What you have to do: Everything in the listing should be restated word for word.

Stored rows:
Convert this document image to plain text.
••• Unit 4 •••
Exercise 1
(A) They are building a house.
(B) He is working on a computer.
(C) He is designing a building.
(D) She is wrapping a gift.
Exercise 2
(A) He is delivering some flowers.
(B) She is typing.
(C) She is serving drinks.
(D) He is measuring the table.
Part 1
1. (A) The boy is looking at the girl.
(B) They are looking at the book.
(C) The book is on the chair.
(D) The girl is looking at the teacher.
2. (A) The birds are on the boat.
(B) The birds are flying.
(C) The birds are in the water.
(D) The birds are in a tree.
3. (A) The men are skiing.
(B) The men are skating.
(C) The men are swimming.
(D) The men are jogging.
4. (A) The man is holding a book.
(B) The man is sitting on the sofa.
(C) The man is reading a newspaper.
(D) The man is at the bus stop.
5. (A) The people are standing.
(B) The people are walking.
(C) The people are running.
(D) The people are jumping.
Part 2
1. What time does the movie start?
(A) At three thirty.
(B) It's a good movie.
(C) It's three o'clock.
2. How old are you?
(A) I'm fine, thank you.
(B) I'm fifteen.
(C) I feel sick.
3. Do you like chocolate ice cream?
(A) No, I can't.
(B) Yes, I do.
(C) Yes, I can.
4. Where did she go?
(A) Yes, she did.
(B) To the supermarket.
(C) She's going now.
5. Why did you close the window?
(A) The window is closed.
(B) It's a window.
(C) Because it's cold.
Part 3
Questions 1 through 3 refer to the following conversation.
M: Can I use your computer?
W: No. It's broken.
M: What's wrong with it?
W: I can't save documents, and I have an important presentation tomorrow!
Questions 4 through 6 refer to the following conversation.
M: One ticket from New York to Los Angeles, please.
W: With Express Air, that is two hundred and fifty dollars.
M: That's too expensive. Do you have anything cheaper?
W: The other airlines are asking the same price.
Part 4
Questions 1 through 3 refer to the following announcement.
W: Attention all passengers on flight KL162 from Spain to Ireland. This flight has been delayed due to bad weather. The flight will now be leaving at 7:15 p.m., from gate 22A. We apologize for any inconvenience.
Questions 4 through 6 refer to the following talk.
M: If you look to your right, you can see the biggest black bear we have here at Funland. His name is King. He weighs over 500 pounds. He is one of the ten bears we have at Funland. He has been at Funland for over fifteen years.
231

Finished exercise:
Convert this document image to plain text.
••• Unit 4 •••
Exercise 1
(A) They are building a house.
(B) He is working on a computer.
(C) He is designing a building.
(D) She is wrapping a gift.
Exercise 2
(A) He is delivering some flowers.
(B) She is typing.
(C) She is serving drinks.
(D) He is measuring the table.
Part 1
1. (A) The boy is looking at the girl.
(B) They are looking at the book.
(C) The book is on the chair.
(D) The girl is looking at the teacher.
2. (A) The birds are on the boat.
(B) The birds are flying.
(C) The birds are in the water.
(D) The birds are in a tree.
3. (A) The men are skiing.
(B) The men are skating.
(C) The men are swimming.
(D) The men are jogging.
4. (A) The man is holding a book.
(B) The man is sitting on the sofa.
(C) The man is reading a newspaper.
(D) The man is at the bus stop.
5. (A) The people are standing.
(B) The people are walking.
(C) The people are running.
(D) The people are jumping.
Part 2
1. What time does the movie start?
(A) At three thirty.
(B) It's a good movie.
(C) It's three o'clock.
2. How old are you?
(A) I'm fine, thank you.
(B) I'm fifteen.
(C) I feel sick.
3. Do you like chocolate ice cream?
(A) No, I can't.
(B) Yes, I do.
(C) Yes, I can.
4. Where did she go?
(A) Yes, she did.
(B) To the supermarket.
(C) She's going now.
5. Why did you close the window?
(A) The window is closed.
(B) It's a window.
(C) Because it's cold.
Part 3
Questions 1 through 3 refer to the following conversation.
M: Can I use your computer?
W: No. It's broken.
M: What's wrong with it?
W: I can't save documents, and I have an important presentation tomorrow!
Questions 4 through 6 refer to the following conversation.
M: One ticket from New York to Los Angeles, please.
W: With Express Air, that is two hundred and fifty dollars.
M: That's too expensive. Do you have anything cheaper?
W: The other airlines are asking the same price.
Part 4
Questions 1 through 3 refer to the following announcement.
W: Attention all passengers on flight KL162 from Spain to Ireland. This flight has been delayed due to bad weather. The flight will now be leaving at 7:15 p.m., from gate 22A. We apologize for any inconvenience.
Questions 4 through 6 refer to the following talk.
M: If you look to your right, you can see the biggest black bear we have here at Funland. His name is King. He weighs over 500 pounds. He is one of the ten bears we have at Funland. He has been at Funland for over fifteen years.
231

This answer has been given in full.